Figure data in JSON
-------

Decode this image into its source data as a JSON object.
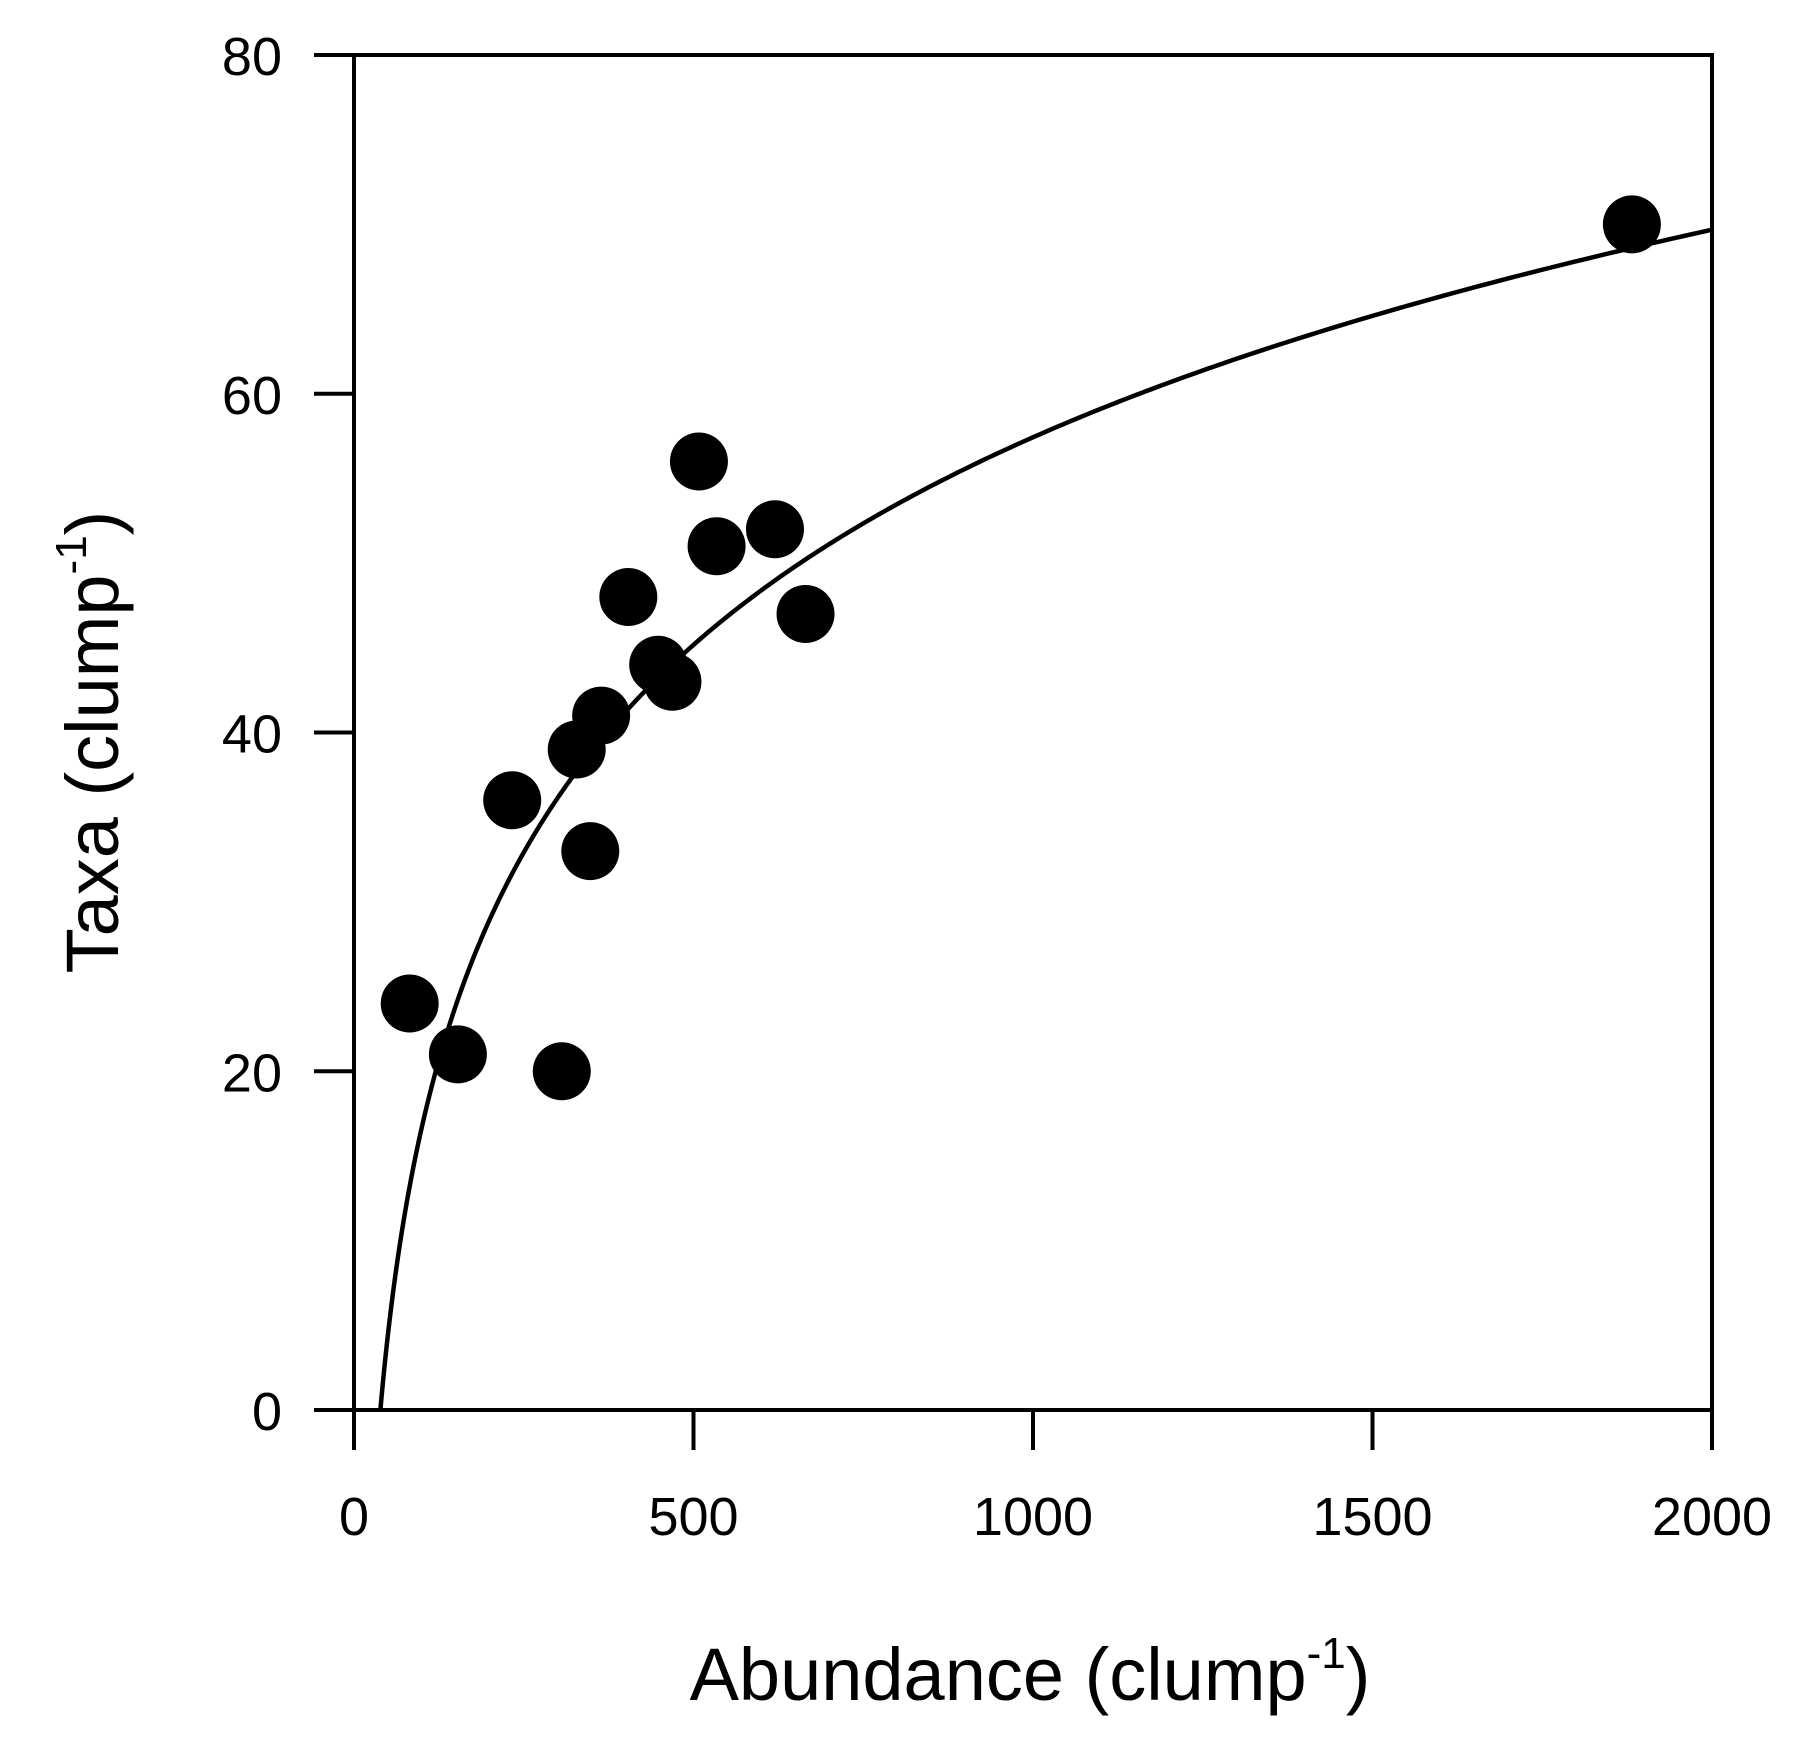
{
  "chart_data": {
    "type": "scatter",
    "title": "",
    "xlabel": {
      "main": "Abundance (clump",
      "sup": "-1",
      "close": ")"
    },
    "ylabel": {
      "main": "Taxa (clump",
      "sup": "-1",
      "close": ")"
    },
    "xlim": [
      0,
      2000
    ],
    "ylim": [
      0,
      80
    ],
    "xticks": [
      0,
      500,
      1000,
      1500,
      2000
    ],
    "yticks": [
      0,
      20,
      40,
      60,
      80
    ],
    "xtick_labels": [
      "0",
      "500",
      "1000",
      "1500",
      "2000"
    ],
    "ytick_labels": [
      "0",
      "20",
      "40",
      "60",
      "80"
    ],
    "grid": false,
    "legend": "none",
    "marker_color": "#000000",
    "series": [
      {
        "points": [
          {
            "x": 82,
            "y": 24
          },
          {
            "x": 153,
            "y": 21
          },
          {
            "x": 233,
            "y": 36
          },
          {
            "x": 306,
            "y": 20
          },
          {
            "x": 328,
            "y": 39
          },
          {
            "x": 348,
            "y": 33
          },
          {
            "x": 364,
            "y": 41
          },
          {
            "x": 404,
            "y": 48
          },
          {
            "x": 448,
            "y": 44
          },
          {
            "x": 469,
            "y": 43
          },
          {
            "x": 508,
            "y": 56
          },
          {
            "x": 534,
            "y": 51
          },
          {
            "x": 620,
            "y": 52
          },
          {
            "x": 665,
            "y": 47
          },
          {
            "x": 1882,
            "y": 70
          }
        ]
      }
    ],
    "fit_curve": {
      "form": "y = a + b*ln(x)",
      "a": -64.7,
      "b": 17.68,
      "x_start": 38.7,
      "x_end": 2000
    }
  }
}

-------

DO THIS: From the entries above, copy each line holding "clump".

COMPLETE OUTPUT:
      "main": "Abundance (clump",
      "main": "Taxa (clump",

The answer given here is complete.